Written instruction
Where a line of the listing below includes the word "Contains", reproduce that line.

Records that describe figures

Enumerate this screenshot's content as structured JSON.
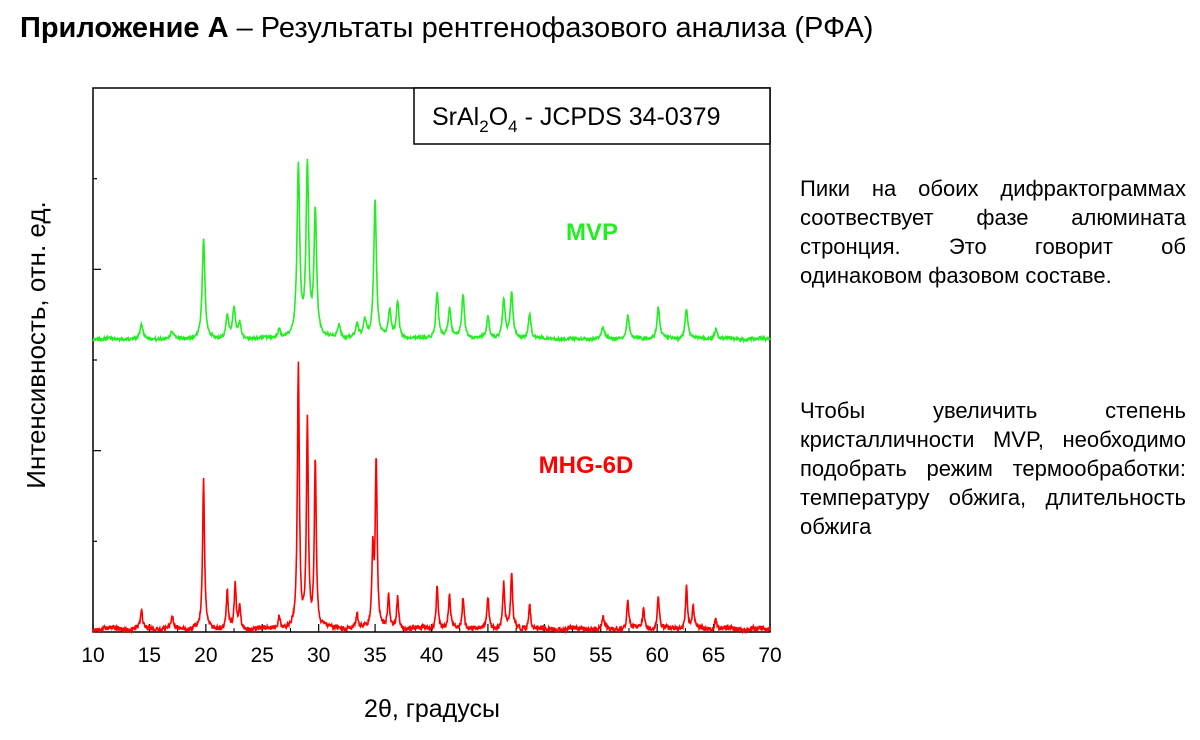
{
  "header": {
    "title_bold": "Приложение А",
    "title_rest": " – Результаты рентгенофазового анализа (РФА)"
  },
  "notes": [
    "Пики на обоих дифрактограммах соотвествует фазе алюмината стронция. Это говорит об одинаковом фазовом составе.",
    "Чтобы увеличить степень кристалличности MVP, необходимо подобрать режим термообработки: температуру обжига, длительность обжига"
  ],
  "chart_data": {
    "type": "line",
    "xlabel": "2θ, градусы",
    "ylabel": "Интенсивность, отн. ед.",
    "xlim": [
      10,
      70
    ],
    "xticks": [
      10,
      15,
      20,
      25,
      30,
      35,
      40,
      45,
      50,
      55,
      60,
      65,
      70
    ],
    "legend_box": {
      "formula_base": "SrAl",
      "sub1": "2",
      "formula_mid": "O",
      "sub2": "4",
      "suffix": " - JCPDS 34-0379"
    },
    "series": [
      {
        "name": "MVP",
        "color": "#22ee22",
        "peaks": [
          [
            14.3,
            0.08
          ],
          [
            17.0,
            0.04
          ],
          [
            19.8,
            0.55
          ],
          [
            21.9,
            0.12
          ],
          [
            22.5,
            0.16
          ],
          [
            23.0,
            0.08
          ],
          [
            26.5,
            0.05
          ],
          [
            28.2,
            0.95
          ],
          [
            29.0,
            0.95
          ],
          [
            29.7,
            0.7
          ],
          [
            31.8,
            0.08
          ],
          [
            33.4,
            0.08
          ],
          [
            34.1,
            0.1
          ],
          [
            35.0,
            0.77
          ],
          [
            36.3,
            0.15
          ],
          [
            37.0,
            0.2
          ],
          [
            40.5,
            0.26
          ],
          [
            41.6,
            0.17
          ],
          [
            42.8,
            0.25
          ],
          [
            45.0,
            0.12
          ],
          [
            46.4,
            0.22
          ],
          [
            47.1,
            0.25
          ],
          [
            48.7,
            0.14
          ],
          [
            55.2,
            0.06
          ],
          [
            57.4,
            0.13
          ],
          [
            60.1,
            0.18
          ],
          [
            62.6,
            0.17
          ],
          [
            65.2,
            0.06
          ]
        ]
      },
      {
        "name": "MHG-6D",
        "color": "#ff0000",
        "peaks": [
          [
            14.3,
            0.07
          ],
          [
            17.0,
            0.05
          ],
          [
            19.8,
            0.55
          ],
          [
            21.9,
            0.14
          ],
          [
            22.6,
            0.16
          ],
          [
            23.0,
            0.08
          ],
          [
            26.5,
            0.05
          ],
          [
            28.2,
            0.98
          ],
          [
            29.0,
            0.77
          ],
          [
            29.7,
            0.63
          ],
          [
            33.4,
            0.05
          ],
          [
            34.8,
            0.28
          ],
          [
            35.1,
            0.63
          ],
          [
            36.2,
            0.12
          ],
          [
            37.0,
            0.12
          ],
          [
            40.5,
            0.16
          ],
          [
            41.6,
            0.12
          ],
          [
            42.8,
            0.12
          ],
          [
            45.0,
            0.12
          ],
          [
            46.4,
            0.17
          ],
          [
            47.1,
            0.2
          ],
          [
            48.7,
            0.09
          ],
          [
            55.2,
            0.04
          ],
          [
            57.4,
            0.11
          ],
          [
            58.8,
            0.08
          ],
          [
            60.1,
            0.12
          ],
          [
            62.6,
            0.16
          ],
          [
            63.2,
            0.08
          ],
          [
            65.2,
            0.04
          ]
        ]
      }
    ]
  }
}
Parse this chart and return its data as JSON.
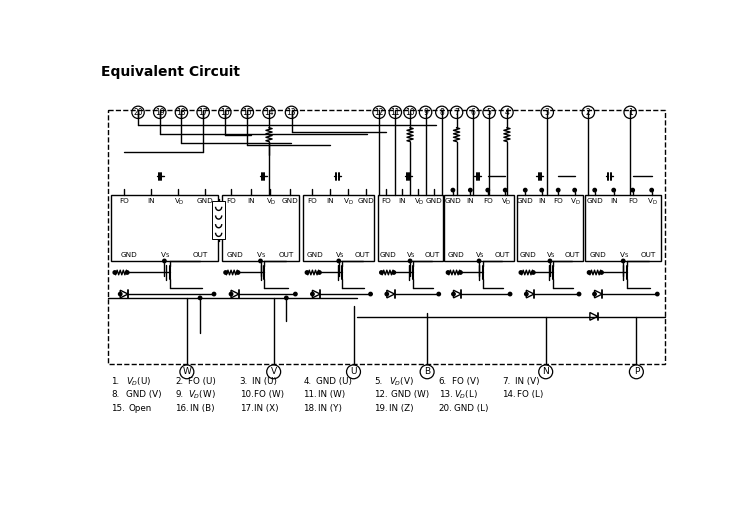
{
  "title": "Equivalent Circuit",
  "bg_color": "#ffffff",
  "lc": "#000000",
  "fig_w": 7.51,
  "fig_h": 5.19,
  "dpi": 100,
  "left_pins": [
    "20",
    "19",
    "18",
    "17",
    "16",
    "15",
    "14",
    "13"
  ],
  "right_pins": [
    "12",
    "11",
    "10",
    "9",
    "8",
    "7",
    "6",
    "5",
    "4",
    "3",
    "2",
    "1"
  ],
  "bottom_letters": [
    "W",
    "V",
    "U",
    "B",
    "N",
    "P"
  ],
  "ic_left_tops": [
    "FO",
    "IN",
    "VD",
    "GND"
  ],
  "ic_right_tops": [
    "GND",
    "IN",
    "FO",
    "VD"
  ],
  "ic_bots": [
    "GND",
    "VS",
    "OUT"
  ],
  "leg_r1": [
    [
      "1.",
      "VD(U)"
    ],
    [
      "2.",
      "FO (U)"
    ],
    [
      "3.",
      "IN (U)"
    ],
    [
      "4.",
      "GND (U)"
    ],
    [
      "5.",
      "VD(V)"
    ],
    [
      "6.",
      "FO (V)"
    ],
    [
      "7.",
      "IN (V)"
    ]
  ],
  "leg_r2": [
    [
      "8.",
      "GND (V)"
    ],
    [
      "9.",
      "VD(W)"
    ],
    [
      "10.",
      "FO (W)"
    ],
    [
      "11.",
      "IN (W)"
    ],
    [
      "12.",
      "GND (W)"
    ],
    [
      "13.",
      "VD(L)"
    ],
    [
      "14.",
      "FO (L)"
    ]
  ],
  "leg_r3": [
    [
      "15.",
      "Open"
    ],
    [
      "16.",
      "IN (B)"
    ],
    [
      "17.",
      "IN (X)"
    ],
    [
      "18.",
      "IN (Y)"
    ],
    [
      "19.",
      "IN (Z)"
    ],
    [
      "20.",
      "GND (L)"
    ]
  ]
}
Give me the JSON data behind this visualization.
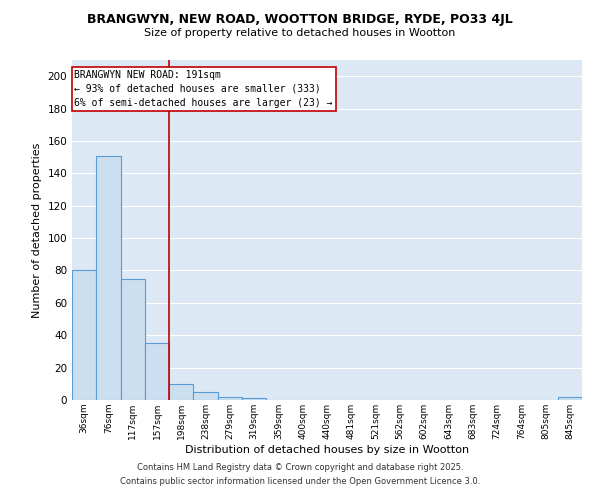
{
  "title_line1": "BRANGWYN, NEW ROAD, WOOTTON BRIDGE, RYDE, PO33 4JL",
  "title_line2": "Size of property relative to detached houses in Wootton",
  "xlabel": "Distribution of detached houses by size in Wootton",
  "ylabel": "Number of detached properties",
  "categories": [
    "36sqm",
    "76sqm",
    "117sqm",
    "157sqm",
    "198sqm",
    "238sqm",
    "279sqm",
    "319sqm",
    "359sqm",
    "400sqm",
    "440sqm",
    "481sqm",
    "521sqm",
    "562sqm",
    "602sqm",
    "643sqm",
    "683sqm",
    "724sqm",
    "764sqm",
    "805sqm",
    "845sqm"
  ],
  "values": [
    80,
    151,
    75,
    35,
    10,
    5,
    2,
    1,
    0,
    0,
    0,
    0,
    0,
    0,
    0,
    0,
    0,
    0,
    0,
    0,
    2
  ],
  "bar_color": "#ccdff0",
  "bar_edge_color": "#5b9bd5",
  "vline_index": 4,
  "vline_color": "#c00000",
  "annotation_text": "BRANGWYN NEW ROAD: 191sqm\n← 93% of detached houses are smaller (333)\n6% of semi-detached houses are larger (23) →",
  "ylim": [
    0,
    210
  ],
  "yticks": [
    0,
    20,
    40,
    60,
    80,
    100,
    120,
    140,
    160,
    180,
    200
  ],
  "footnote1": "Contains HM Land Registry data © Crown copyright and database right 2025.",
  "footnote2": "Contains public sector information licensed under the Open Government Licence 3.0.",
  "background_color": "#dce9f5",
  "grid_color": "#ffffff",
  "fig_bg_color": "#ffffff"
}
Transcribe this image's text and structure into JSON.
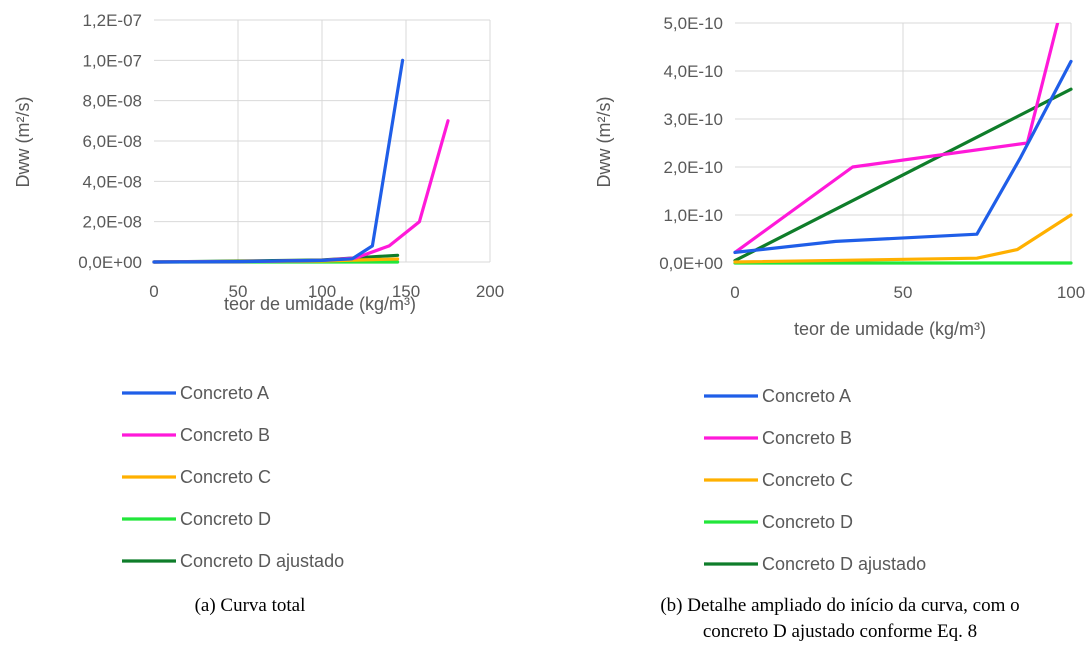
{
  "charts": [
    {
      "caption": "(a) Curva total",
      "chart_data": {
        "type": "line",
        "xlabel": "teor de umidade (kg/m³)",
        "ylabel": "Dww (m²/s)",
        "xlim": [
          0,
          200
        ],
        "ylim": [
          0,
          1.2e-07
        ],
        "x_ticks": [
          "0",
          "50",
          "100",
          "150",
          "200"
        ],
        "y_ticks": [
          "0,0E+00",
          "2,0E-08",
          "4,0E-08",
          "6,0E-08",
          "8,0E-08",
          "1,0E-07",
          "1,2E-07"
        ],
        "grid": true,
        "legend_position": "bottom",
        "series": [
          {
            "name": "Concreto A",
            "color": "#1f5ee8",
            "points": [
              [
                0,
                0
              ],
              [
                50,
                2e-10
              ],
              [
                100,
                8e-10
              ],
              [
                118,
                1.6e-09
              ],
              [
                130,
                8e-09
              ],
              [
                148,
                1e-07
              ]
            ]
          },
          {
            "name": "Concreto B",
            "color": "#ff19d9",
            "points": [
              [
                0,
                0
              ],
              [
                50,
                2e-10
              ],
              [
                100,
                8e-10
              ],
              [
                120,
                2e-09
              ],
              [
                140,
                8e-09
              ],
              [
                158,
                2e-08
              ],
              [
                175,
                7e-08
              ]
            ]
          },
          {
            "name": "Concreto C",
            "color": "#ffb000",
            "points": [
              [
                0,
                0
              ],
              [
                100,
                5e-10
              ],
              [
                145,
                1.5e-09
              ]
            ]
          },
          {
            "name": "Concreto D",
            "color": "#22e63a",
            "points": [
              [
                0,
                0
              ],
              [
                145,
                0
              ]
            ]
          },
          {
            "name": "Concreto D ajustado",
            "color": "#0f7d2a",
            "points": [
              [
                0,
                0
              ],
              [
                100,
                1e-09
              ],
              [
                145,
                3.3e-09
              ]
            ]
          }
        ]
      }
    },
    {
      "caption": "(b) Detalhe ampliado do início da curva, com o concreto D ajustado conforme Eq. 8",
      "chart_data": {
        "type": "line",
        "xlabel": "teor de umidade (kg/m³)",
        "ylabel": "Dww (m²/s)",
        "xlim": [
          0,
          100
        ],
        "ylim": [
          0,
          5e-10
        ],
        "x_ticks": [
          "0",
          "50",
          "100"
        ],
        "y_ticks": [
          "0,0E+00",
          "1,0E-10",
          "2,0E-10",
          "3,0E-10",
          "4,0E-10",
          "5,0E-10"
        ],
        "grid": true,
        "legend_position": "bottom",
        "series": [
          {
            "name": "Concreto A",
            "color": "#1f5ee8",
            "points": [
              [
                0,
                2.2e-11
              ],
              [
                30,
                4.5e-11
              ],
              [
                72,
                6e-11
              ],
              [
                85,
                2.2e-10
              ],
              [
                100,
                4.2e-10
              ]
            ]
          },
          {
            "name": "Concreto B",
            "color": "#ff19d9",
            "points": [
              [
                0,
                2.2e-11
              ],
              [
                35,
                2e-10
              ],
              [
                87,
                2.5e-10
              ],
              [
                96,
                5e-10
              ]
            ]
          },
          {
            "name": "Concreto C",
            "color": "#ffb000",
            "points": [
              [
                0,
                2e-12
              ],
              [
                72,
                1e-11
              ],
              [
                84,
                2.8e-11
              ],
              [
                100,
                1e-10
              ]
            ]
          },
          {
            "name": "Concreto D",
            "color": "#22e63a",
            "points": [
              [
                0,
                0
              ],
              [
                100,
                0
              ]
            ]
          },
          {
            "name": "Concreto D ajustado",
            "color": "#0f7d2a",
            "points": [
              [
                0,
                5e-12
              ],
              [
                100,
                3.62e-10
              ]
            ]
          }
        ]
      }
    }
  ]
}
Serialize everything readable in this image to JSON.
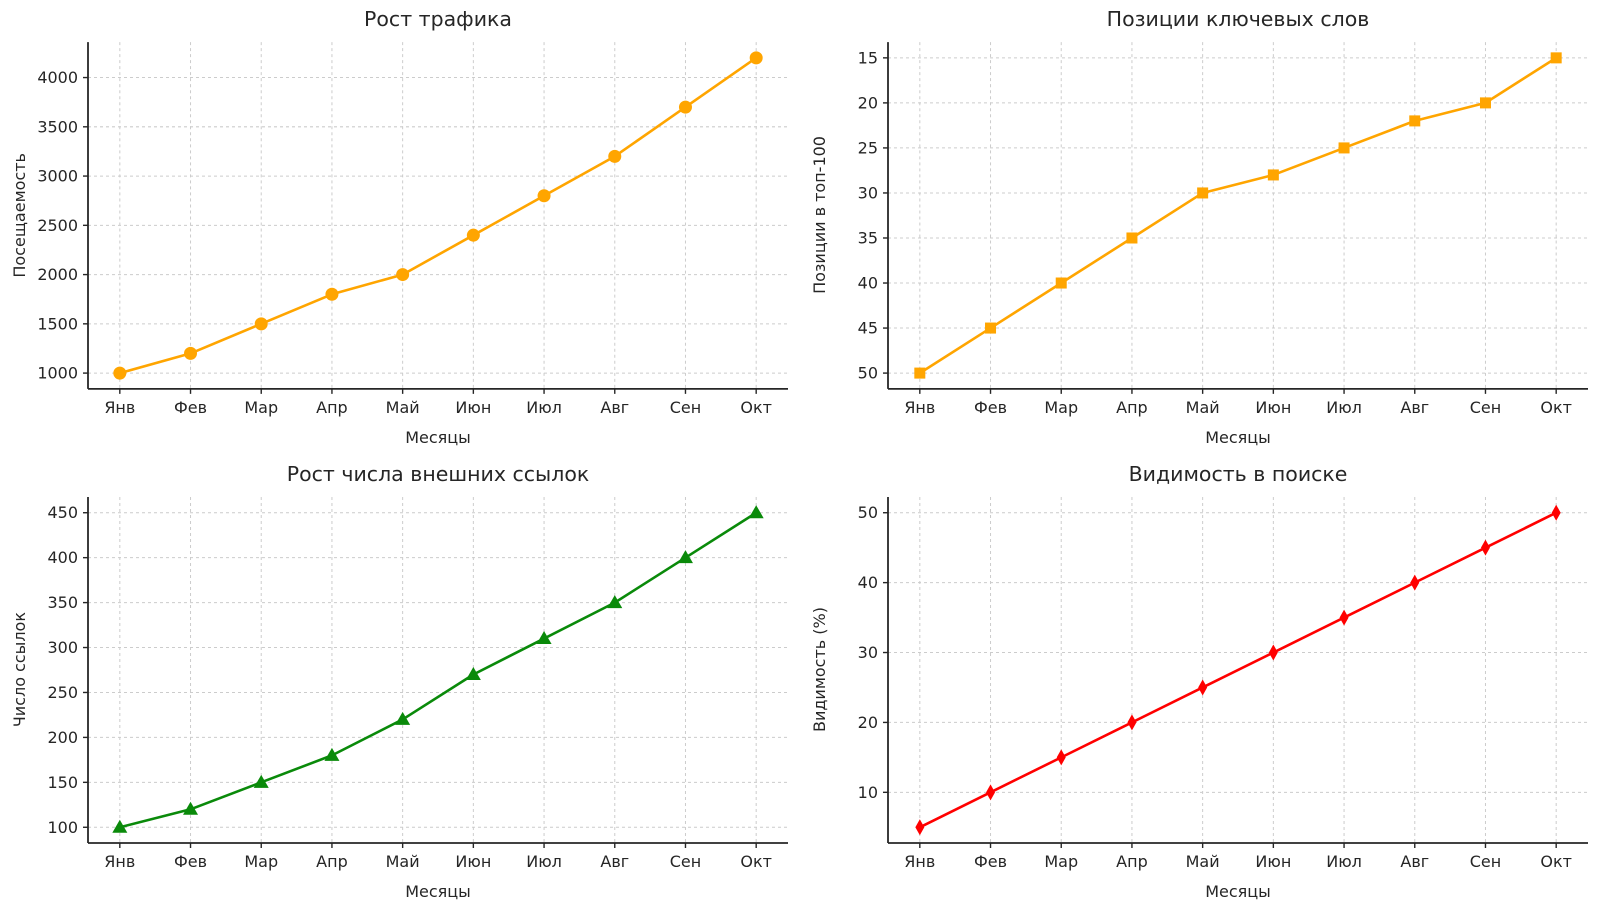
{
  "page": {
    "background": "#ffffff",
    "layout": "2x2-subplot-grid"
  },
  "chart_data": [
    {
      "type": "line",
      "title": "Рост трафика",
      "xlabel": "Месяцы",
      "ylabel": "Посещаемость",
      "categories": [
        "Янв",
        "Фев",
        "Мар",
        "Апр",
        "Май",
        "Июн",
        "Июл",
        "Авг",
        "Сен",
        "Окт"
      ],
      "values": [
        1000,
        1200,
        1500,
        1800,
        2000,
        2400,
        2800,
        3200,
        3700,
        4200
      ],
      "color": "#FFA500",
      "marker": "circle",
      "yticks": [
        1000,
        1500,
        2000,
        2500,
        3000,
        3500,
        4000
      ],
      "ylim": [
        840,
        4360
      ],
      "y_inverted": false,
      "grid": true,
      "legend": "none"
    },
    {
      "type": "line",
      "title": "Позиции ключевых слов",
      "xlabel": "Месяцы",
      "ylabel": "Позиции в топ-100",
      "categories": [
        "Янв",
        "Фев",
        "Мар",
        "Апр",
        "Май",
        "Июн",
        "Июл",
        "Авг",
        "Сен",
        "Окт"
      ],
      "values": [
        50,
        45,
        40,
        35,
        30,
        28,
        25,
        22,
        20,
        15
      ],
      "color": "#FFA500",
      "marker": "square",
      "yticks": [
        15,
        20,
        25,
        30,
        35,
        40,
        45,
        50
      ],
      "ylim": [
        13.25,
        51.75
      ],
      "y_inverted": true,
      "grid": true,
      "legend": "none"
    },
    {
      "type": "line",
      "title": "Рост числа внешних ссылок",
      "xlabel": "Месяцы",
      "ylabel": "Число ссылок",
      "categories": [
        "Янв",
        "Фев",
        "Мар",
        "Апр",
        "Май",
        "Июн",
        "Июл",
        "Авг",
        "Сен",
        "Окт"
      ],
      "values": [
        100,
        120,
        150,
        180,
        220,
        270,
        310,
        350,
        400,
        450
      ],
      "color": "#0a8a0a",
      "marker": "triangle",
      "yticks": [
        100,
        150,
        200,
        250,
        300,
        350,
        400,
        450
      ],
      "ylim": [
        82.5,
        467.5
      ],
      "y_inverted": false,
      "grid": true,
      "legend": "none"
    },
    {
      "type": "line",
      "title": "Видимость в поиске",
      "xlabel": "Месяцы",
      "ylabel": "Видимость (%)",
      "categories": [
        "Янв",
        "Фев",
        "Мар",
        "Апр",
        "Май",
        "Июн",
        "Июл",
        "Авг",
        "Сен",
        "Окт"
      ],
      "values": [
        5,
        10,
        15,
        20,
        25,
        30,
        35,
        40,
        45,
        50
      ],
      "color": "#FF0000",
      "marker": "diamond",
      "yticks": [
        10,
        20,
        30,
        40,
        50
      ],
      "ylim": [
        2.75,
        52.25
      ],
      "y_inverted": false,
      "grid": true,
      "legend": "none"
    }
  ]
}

Final result
  "footnote1": "Contains HM Land Registry data © Crown copyright and database right 2025.",
  "footnote2": "Contains public sector information licensed under the Open Government Licence 3.0.",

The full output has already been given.